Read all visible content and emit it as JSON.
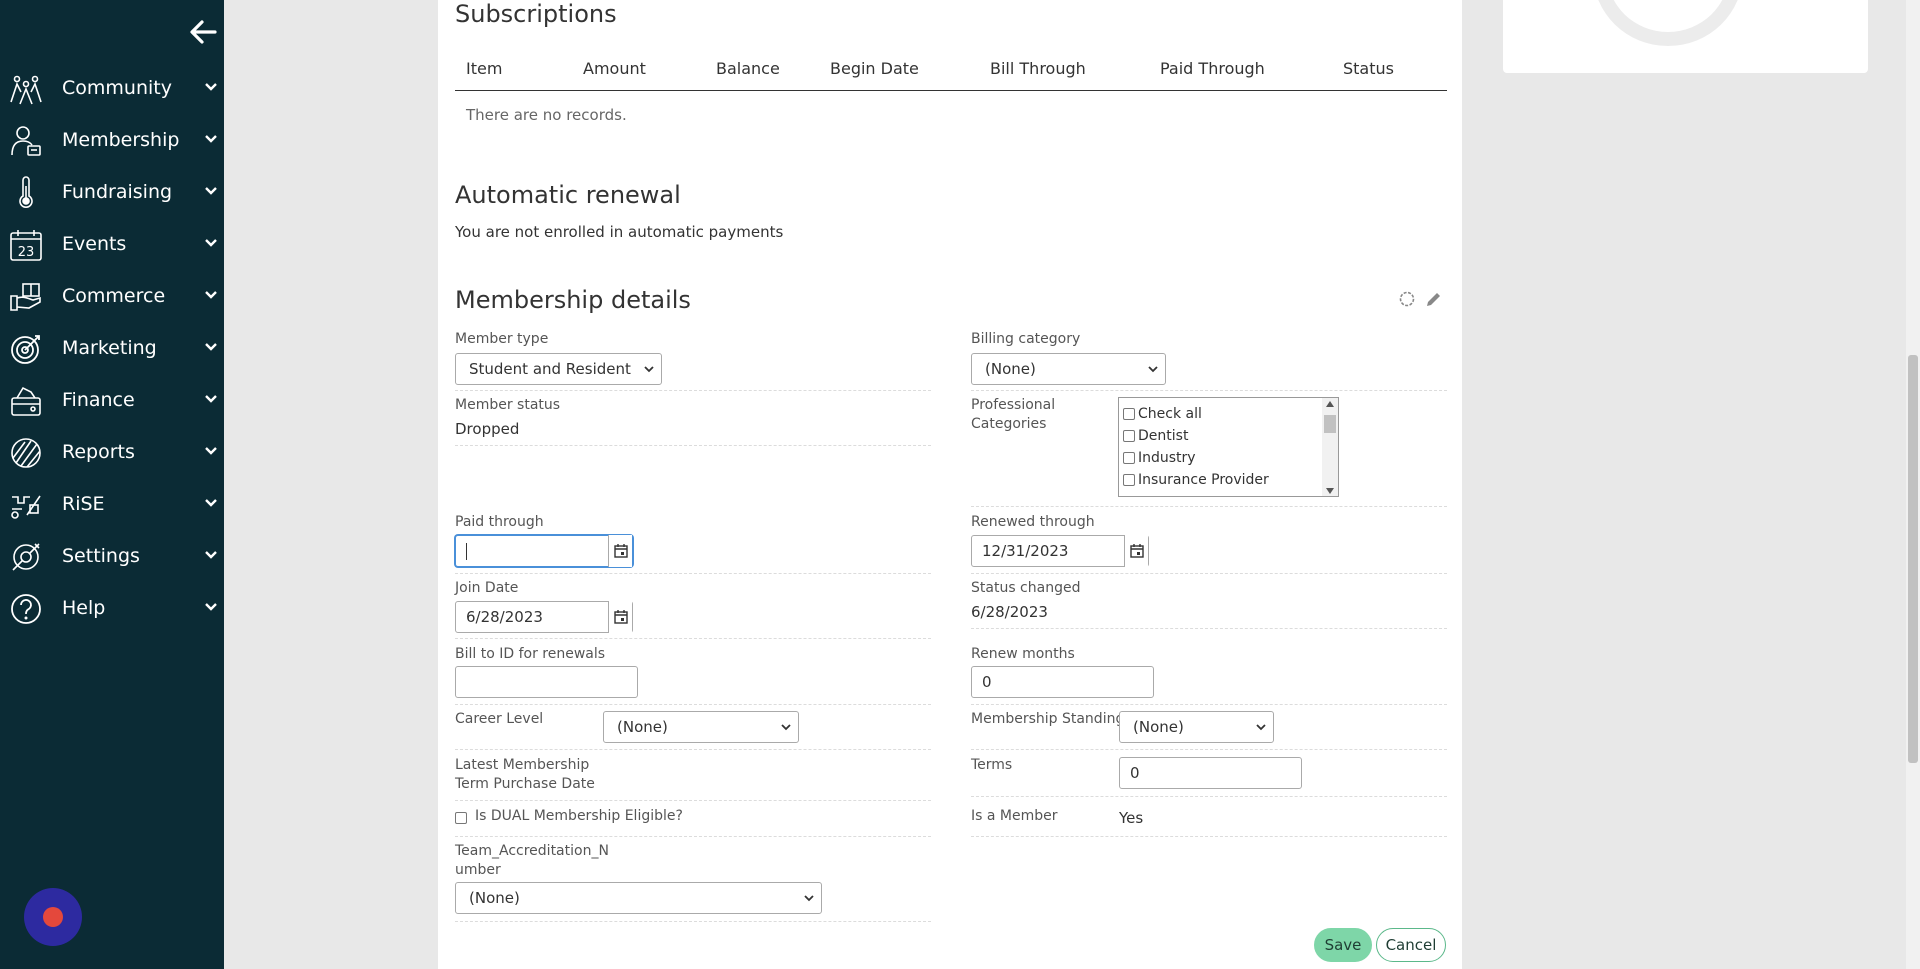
{
  "sidebar": {
    "items": [
      {
        "label": "Community",
        "icon": "community-icon"
      },
      {
        "label": "Membership",
        "icon": "membership-icon"
      },
      {
        "label": "Fundraising",
        "icon": "thermometer-icon"
      },
      {
        "label": "Events",
        "icon": "calendar-icon"
      },
      {
        "label": "Commerce",
        "icon": "commerce-icon"
      },
      {
        "label": "Marketing",
        "icon": "target-icon"
      },
      {
        "label": "Finance",
        "icon": "finance-icon"
      },
      {
        "label": "Reports",
        "icon": "reports-icon"
      },
      {
        "label": "RiSE",
        "icon": "rise-icon"
      },
      {
        "label": "Settings",
        "icon": "settings-icon"
      },
      {
        "label": "Help",
        "icon": "help-icon"
      }
    ],
    "events_day": "23"
  },
  "subscriptions": {
    "title": "Subscriptions",
    "columns": [
      "Item",
      "Amount",
      "Balance",
      "Begin Date",
      "Bill Through",
      "Paid Through",
      "Status"
    ],
    "empty_text": "There are no records."
  },
  "auto_renewal": {
    "title": "Automatic renewal",
    "text": "You are not enrolled in automatic payments"
  },
  "membership_details": {
    "title": "Membership details",
    "member_type": {
      "label": "Member type",
      "value": "Student and Resident"
    },
    "billing_category": {
      "label": "Billing category",
      "value": "(None)"
    },
    "member_status": {
      "label": "Member status",
      "value": "Dropped"
    },
    "professional_categories": {
      "label": "Professional Categories",
      "options": [
        "Check all",
        "Dentist",
        "Industry",
        "Insurance Provider"
      ]
    },
    "paid_through": {
      "label": "Paid through",
      "value": ""
    },
    "renewed_through": {
      "label": "Renewed through",
      "value": "12/31/2023"
    },
    "join_date": {
      "label": "Join Date",
      "value": "6/28/2023"
    },
    "status_changed": {
      "label": "Status changed",
      "value": "6/28/2023"
    },
    "bill_to_id": {
      "label": "Bill to ID for renewals",
      "value": ""
    },
    "renew_months": {
      "label": "Renew months",
      "value": "0"
    },
    "career_level": {
      "label": "Career Level",
      "value": "(None)"
    },
    "membership_standing": {
      "label": "Membership Standing",
      "value": "(None)"
    },
    "latest_term_purchase": {
      "label_line1": "Latest Membership",
      "label_line2": "Term Purchase Date"
    },
    "terms": {
      "label": "Terms",
      "value": "0"
    },
    "dual_eligible": {
      "label": "Is DUAL Membership Eligible?",
      "checked": false
    },
    "is_member": {
      "label": "Is a Member",
      "value": "Yes"
    },
    "team_accreditation": {
      "label_line1": "Team_Accreditation_N",
      "label_line2": "umber",
      "value": "(None)"
    }
  },
  "actions": {
    "save": "Save",
    "cancel": "Cancel"
  },
  "colors": {
    "sidebar_bg": "#0b2b35",
    "save_bg": "#7ed6a8",
    "cancel_border": "#5bb88a",
    "chat_bg": "#2d2aa0",
    "chat_dot": "#e4483c"
  }
}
━━━━━━━━━━━━━━━━━━━━━━━━━━━━━━
Problem details |
Locate the word "icon" in the entries, and copy every line where it is found.

Problem solution |
        "icon": "community-icon"
        "icon": "membership-icon"
        "icon": "thermometer-icon"
        "icon": "calendar-icon"
        "icon": "commerce-icon"
        "icon": "target-icon"
        "icon": "finance-icon"
        "icon": "reports-icon"
        "icon": "rise-icon"
        "icon": "settings-icon"
        "icon": "help-icon"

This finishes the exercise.